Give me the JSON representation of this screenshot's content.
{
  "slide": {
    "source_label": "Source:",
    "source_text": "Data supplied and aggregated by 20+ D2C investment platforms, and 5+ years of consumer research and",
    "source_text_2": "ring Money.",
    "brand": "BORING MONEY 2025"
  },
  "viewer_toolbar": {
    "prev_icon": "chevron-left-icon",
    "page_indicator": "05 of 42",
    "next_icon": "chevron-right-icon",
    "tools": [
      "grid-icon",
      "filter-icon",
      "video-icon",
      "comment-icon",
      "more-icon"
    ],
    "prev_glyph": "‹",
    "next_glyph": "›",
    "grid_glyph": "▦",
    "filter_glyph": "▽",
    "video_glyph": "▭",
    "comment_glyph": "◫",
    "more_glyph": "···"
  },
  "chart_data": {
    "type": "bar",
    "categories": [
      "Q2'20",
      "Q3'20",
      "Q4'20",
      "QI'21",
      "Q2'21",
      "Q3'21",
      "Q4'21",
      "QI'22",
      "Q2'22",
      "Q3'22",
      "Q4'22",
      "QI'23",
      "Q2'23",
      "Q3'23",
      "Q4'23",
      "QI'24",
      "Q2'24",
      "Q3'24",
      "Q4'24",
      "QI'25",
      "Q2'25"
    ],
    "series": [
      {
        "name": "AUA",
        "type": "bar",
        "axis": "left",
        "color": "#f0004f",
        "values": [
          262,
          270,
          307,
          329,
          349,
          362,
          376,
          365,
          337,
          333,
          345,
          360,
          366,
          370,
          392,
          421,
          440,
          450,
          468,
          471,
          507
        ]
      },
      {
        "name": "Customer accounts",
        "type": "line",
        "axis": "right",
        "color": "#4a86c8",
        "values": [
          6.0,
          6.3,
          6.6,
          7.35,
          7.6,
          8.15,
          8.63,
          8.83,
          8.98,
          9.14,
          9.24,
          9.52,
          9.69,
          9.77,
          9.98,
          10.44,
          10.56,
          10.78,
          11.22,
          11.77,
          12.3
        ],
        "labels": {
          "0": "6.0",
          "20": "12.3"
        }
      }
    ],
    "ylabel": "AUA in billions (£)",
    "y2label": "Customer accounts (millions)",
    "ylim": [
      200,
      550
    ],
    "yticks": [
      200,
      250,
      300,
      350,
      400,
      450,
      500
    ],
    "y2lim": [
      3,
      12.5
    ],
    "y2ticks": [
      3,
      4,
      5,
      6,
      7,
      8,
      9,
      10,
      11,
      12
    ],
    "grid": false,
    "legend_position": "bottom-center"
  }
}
********************
**Written task**
Send back every record, precisely as written.

**Response to the task**
Give me the JSON representation of this screenshot's content.
{
  "slide": {
    "source_label": "Source:",
    "source_text": "Data supplied and aggregated by 20+ D2C investment platforms, and 5+ years of consumer research and",
    "source_text_2": "ring Money.",
    "brand": "BORING MONEY 2025"
  },
  "viewer_toolbar": {
    "prev_icon": "chevron-left-icon",
    "page_indicator": "05 of 42",
    "next_icon": "chevron-right-icon",
    "tools": [
      "grid-icon",
      "filter-icon",
      "video-icon",
      "comment-icon",
      "more-icon"
    ],
    "prev_glyph": "‹",
    "next_glyph": "›",
    "grid_glyph": "▦",
    "filter_glyph": "▽",
    "video_glyph": "▭",
    "comment_glyph": "◫",
    "more_glyph": "···"
  },
  "chart_data": {
    "type": "bar",
    "categories": [
      "Q2'20",
      "Q3'20",
      "Q4'20",
      "QI'21",
      "Q2'21",
      "Q3'21",
      "Q4'21",
      "QI'22",
      "Q2'22",
      "Q3'22",
      "Q4'22",
      "QI'23",
      "Q2'23",
      "Q3'23",
      "Q4'23",
      "QI'24",
      "Q2'24",
      "Q3'24",
      "Q4'24",
      "QI'25",
      "Q2'25"
    ],
    "series": [
      {
        "name": "AUA",
        "type": "bar",
        "axis": "left",
        "color": "#f0004f",
        "values": [
          262,
          270,
          307,
          329,
          349,
          362,
          376,
          365,
          337,
          333,
          345,
          360,
          366,
          370,
          392,
          421,
          440,
          450,
          468,
          471,
          507
        ]
      },
      {
        "name": "Customer accounts",
        "type": "line",
        "axis": "right",
        "color": "#4a86c8",
        "values": [
          6.0,
          6.3,
          6.6,
          7.35,
          7.6,
          8.15,
          8.63,
          8.83,
          8.98,
          9.14,
          9.24,
          9.52,
          9.69,
          9.77,
          9.98,
          10.44,
          10.56,
          10.78,
          11.22,
          11.77,
          12.3
        ],
        "labels": {
          "0": "6.0",
          "20": "12.3"
        }
      }
    ],
    "ylabel": "AUA in billions (£)",
    "y2label": "Customer accounts (millions)",
    "ylim": [
      200,
      550
    ],
    "yticks": [
      200,
      250,
      300,
      350,
      400,
      450,
      500
    ],
    "y2lim": [
      3,
      12.5
    ],
    "y2ticks": [
      3,
      4,
      5,
      6,
      7,
      8,
      9,
      10,
      11,
      12
    ],
    "grid": false,
    "legend_position": "bottom-center"
  }
}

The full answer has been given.